* EXERCISE *
Recast the rows below as a JSON list of strings with one string per line, omitting any blank lines.

* EXERCISE DATA *

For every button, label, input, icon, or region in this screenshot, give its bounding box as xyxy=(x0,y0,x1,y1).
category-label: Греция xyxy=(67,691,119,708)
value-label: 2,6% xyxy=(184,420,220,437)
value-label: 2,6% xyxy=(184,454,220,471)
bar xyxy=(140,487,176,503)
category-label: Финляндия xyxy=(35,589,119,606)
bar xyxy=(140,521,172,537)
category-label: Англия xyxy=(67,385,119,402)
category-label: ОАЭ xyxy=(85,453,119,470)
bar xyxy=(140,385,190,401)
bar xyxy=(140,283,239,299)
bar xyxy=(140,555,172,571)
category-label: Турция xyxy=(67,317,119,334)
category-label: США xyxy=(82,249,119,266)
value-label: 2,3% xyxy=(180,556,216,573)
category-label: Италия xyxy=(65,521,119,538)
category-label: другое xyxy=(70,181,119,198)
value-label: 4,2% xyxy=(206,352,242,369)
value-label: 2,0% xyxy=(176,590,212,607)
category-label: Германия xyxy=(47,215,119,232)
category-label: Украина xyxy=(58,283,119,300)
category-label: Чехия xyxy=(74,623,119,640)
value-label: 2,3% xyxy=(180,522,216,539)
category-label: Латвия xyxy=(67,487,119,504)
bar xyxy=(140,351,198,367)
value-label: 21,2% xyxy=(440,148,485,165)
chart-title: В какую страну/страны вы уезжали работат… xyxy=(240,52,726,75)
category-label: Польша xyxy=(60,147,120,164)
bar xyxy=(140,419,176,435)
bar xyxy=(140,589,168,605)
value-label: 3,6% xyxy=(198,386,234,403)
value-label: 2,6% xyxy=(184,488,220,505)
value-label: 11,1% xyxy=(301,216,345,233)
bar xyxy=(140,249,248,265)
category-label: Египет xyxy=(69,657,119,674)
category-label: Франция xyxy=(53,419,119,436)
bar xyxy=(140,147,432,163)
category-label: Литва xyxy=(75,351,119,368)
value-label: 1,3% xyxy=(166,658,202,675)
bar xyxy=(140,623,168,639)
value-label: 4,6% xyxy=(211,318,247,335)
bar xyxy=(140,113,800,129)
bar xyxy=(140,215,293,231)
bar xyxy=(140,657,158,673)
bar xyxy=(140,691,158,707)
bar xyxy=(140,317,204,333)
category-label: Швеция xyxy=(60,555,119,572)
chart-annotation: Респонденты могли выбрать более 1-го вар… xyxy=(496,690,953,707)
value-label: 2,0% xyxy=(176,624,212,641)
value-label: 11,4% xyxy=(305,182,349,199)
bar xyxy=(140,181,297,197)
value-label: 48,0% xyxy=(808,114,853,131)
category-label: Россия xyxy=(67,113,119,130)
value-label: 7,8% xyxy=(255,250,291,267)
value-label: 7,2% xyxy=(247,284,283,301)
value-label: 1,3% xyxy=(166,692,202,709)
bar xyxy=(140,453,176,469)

* RESULT OF THIS EXERCISE *
[
  "For every button, label, input, icon, or region in this screenshot, give its bounding box as xyxy=(x0,y0,x1,y1).",
  "category-label: Греция xyxy=(67,691,119,708)",
  "value-label: 2,6% xyxy=(184,420,220,437)",
  "value-label: 2,6% xyxy=(184,454,220,471)",
  "bar xyxy=(140,487,176,503)",
  "category-label: Финляндия xyxy=(35,589,119,606)",
  "bar xyxy=(140,521,172,537)",
  "category-label: Англия xyxy=(67,385,119,402)",
  "category-label: ОАЭ xyxy=(85,453,119,470)",
  "bar xyxy=(140,385,190,401)",
  "bar xyxy=(140,283,239,299)",
  "bar xyxy=(140,555,172,571)",
  "category-label: Турция xyxy=(67,317,119,334)",
  "category-label: США xyxy=(82,249,119,266)",
  "value-label: 2,3% xyxy=(180,556,216,573)",
  "category-label: Италия xyxy=(65,521,119,538)",
  "category-label: другое xyxy=(70,181,119,198)",
  "value-label: 4,2% xyxy=(206,352,242,369)",
  "value-label: 2,0% xyxy=(176,590,212,607)",
  "category-label: Германия xyxy=(47,215,119,232)",
  "category-label: Украина xyxy=(58,283,119,300)",
  "category-label: Чехия xyxy=(74,623,119,640)",
  "value-label: 2,3% xyxy=(180,522,216,539)",
  "category-label: Латвия xyxy=(67,487,119,504)",
  "bar xyxy=(140,351,198,367)",
  "value-label: 21,2% xyxy=(440,148,485,165)",
  "chart-title: В какую страну/страны вы уезжали работат… xyxy=(240,52,726,75)",
  "category-label: Польша xyxy=(60,147,120,164)",
  "bar xyxy=(140,419,176,435)",
  "bar xyxy=(140,589,168,605)",
  "value-label: 3,6% xyxy=(198,386,234,403)",
  "value-label: 2,6% xyxy=(184,488,220,505)",
  "value-label: 11,1% xyxy=(301,216,345,233)",
  "bar xyxy=(140,249,248,265)",
  "category-label: Египет xyxy=(69,657,119,674)",
  "category-label: Франция xyxy=(53,419,119,436)",
  "bar xyxy=(140,147,432,163)",
  "category-label: Литва xyxy=(75,351,119,368)",
  "value-label: 1,3% xyxy=(166,658,202,675)",
  "bar xyxy=(140,623,168,639)",
  "value-label: 4,6% xyxy=(211,318,247,335)",
  "bar xyxy=(140,113,800,129)",
  "bar xyxy=(140,215,293,231)",
  "bar xyxy=(140,657,158,673)",
  "bar xyxy=(140,691,158,707)",
  "bar xyxy=(140,317,204,333)",
  "category-label: Швеция xyxy=(60,555,119,572)",
  "chart-annotation: Респонденты могли выбрать более 1-го вар… xyxy=(496,690,953,707)",
  "value-label: 2,0% xyxy=(176,624,212,641)",
  "value-label: 11,4% xyxy=(305,182,349,199)",
  "bar xyxy=(140,181,297,197)",
  "value-label: 48,0% xyxy=(808,114,853,131)",
  "category-label: Россия xyxy=(67,113,119,130)",
  "value-label: 7,8% xyxy=(255,250,291,267)",
  "value-label: 7,2% xyxy=(247,284,283,301)",
  "value-label: 1,3% xyxy=(166,692,202,709)",
  "bar xyxy=(140,453,176,469)"
]